▸ TASK GOAL
Can you extend the passage on how the world views the U.S. during the World Cup, picking up right after its final sentence?

▸ SELECTED PASSAGE
──────────

But the tournament has arrived at a moment when the world has rarely been less happy with the U.S.
Just 11 per cent of Europeans now view it as an ally, while a quarter see it as a rival or adversary, the European Council on Foreign Relations reported last week. Across the Middle East, “Washington is less popular than it has been in years,” Arab Barometer found last year. Its surveys found that fewer than a fifth of Egyptians hold favourable opinions of the U.S., while roughly half favour Iran and Russia and some two-thirds think highly of China.
Mr. Trump’s efforts to expedite deportations and restrict travel from numerous countries, many of them in Africa or with large Muslim populations, have further dimmed public opinion.
Fans watch the World Cup Group H match between Spain and Cape Verde in Atlanta, on Monday.Erik S. Lesser/The Associated Press
“It leaves a bad taste in your mouth when you see the news that someone is stopped at the border, someone has been in detention for several hours,” said Mahmoud Abo El Rokab, a soccer commentator with ON Sport Network, the largest sports channel in Egypt.

──────────

▸ RECORD LIST
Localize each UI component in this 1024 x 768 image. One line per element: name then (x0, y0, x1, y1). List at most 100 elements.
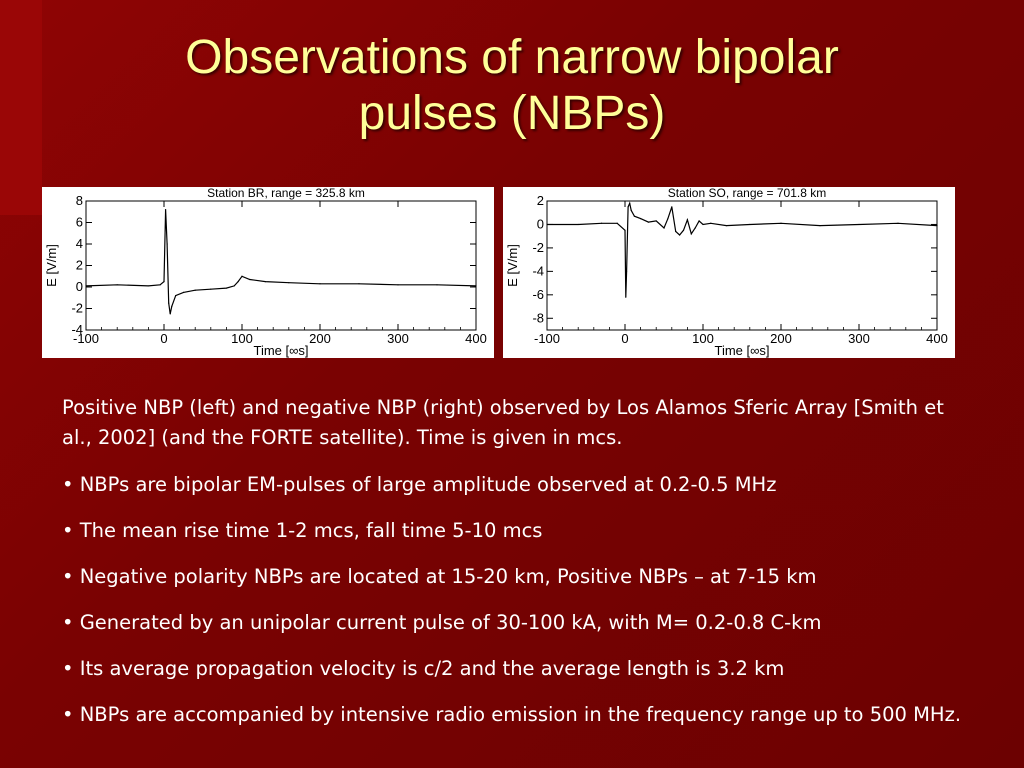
x-axis-label: Time [∞s] (253, 343, 308, 358)
data-point (627, 206, 629, 208)
y-tick-label: -2 (71, 301, 83, 316)
data-point (225, 287, 227, 289)
data-point (630, 209, 632, 211)
data-point (233, 285, 235, 287)
y-tick-label: 6 (76, 215, 83, 230)
x-tick-label: 100 (231, 331, 253, 346)
nbp-chart-svg: Station SO, range = 701.8 km -100 0 100 200 3… (505, 187, 948, 358)
data-point (616, 222, 618, 224)
x-tick-label: 0 (621, 331, 628, 346)
bullet-item: • Its average propagation velocity is c/… (62, 657, 785, 680)
data-point (819, 225, 821, 227)
data-point (249, 278, 251, 281)
plot-positive-nbp: Station BR, range = 325.8 km -100 0 100 200 3… (42, 187, 494, 358)
data-point (166, 243, 168, 245)
bullet-item: • NBPs are bipolar EM-pulses of large am… (62, 473, 777, 496)
data-point (546, 223, 548, 226)
plot-frame (85, 200, 477, 331)
x-tick-label: -100 (534, 331, 560, 346)
data-point (690, 233, 692, 235)
chart-title: Station BR, range = 325.8 km (207, 187, 365, 200)
y-tick-label: 4 (76, 236, 83, 251)
data-point (647, 221, 649, 223)
data-point (671, 206, 673, 208)
data-point (241, 275, 243, 277)
decorative-corner-band (0, 0, 42, 215)
data-point (168, 302, 170, 304)
data-point (702, 223, 704, 226)
data-point (624, 229, 626, 231)
bullet-item: • Generated by an unipolar current pulse… (62, 611, 822, 634)
data-point (679, 234, 681, 236)
data-point (625, 296, 627, 298)
caption-intro: Positive NBP (left) and negative NBP (ri… (62, 396, 944, 449)
x-tick-label: -100 (73, 331, 99, 346)
data-point (164, 209, 167, 211)
title-line-1: Observations of narrow bipolar (185, 31, 839, 84)
x-tick-label: 400 (926, 331, 948, 346)
data-point (436, 284, 438, 286)
y-tick-label: 2 (76, 258, 83, 273)
data-point (169, 313, 171, 315)
data-point (686, 219, 688, 221)
x-tick-label: 200 (770, 331, 792, 346)
chart-title: Station SO, range = 701.8 km (668, 187, 826, 200)
data-point (171, 305, 173, 307)
data-point (633, 215, 635, 217)
data-point (319, 283, 321, 285)
y-tick-label: 0 (537, 216, 544, 231)
bullet-item: • Negative polarity NBPs are located at … (62, 565, 817, 588)
data-point (159, 284, 161, 286)
data-point (577, 223, 579, 226)
series-line (547, 201, 938, 298)
y-axis-label: E [V/m] (505, 244, 520, 287)
data-point (655, 220, 657, 222)
data-point (264, 281, 266, 283)
y-tick-label: -6 (532, 287, 544, 302)
x-tick-label: 300 (848, 331, 870, 346)
series-line (85, 209, 477, 315)
slide-title: Observations of narrow bipolar pulses (N… (0, 30, 1024, 142)
data-point (936, 225, 938, 227)
data-point (780, 222, 782, 224)
caption-block: Positive NBP (left) and negative NBP (ri… (62, 393, 962, 746)
data-point (640, 217, 642, 220)
y-tick-label: -8 (532, 310, 544, 325)
data-point (858, 223, 860, 226)
y-tick-label: -4 (71, 322, 83, 337)
data-point (675, 230, 677, 233)
data-point (397, 284, 399, 286)
x-tick-label: 400 (465, 331, 487, 346)
data-point (694, 227, 696, 229)
data-point (710, 222, 712, 224)
data-point (288, 282, 290, 284)
data-point (475, 285, 477, 287)
y-tick-label: 8 (76, 193, 83, 208)
data-point (163, 281, 165, 283)
data-point (601, 222, 603, 224)
plot-negative-nbp: Station SO, range = 701.8 km -100 0 100 200 3… (503, 187, 955, 358)
bullet-item: • NBPs are accompanied by intensive radi… (62, 703, 962, 726)
data-point (625, 270, 628, 272)
y-tick-label: 0 (76, 279, 83, 294)
y-tick-label: -4 (532, 263, 544, 278)
y-tick-label: 2 (537, 193, 544, 208)
data-point (147, 285, 149, 287)
data-point (237, 281, 239, 283)
y-axis-label: E [V/m] (44, 244, 59, 287)
plot-frame (546, 200, 938, 331)
data-point (175, 295, 177, 297)
x-tick-label: 200 (309, 331, 331, 346)
bullet-item: • The mean rise time 1-2 mcs, fall time … (62, 519, 543, 542)
data-point (682, 229, 685, 231)
x-tick-label: 100 (692, 331, 714, 346)
data-point (667, 217, 669, 220)
data-point (116, 284, 118, 286)
y-tick-label: -2 (532, 240, 544, 255)
x-tick-label: 0 (160, 331, 167, 346)
title-line-2: pulses (NBPs) (358, 87, 666, 140)
data-point (194, 289, 196, 291)
data-point (663, 227, 665, 229)
data-point (725, 225, 727, 227)
data-point (698, 220, 700, 222)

──────────

▸ ANSWER BELOW
He wasn’t about to let it spoil the fun, though.
“We don’t believe the American people are bad people,” he said.
In the Middle East, “we have learned one big lesson: Politics is for politicians,” he added. “Politicians, they always play the game. Sometimes they send rockets, and the next day they shake hands.”
Better, some visiting fans said, just to ignore whatever happens outside the pitch.
”For me it’s about football, and doesn’t matter which country it’s in,” said Francis Paussen, a Belgian soccer fan. The matches could be in “Iran or something like that, it doesn’t matter to me.”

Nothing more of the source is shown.